Records that describe figures
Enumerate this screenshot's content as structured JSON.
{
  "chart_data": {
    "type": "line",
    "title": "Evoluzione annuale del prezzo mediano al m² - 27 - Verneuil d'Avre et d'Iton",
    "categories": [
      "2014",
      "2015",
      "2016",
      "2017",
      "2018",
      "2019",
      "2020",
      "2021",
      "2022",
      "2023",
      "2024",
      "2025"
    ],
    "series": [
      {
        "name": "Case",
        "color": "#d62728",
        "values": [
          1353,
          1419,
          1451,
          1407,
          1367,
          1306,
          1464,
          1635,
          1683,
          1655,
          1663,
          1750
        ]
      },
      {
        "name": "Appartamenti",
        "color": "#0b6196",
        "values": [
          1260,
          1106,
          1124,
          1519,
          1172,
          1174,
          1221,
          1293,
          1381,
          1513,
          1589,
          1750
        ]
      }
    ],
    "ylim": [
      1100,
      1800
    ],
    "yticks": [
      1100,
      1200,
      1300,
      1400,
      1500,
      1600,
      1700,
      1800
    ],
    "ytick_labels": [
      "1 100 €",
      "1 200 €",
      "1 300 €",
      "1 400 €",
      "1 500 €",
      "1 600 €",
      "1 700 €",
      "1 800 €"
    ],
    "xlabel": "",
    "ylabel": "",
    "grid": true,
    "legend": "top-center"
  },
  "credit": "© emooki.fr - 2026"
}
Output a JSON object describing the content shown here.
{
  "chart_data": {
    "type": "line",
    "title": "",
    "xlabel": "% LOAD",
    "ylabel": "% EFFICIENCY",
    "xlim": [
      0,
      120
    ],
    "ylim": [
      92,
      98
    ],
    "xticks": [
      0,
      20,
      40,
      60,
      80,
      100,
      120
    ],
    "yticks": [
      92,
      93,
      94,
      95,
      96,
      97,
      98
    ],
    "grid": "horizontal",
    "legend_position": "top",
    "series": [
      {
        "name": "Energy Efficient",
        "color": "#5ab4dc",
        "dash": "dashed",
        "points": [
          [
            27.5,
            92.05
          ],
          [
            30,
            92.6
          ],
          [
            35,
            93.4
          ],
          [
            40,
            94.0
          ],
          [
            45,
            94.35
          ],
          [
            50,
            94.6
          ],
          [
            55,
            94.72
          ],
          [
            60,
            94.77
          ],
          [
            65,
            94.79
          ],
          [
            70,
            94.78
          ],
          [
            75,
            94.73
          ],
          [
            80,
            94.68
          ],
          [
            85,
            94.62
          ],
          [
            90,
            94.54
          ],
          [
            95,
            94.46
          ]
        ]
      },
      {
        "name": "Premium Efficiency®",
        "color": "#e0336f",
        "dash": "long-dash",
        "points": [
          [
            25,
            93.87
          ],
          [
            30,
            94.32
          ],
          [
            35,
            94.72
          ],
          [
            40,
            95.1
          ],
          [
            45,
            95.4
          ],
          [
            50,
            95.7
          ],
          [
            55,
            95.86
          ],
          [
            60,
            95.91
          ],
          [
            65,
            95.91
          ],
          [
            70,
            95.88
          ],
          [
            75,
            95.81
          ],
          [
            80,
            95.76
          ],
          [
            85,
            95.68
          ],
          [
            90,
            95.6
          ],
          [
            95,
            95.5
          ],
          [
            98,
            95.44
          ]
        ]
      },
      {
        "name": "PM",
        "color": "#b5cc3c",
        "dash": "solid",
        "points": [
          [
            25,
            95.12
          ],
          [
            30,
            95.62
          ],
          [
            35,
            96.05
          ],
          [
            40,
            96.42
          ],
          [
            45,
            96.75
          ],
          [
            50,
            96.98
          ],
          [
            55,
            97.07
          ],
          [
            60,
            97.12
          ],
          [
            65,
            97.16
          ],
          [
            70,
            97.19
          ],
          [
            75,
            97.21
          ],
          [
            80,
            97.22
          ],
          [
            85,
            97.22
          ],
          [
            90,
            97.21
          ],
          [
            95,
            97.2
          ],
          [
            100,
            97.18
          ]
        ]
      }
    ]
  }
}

| What you will do |
Across the entries, how many lines hold the word "color"? Say only the number.

| Written answer |
5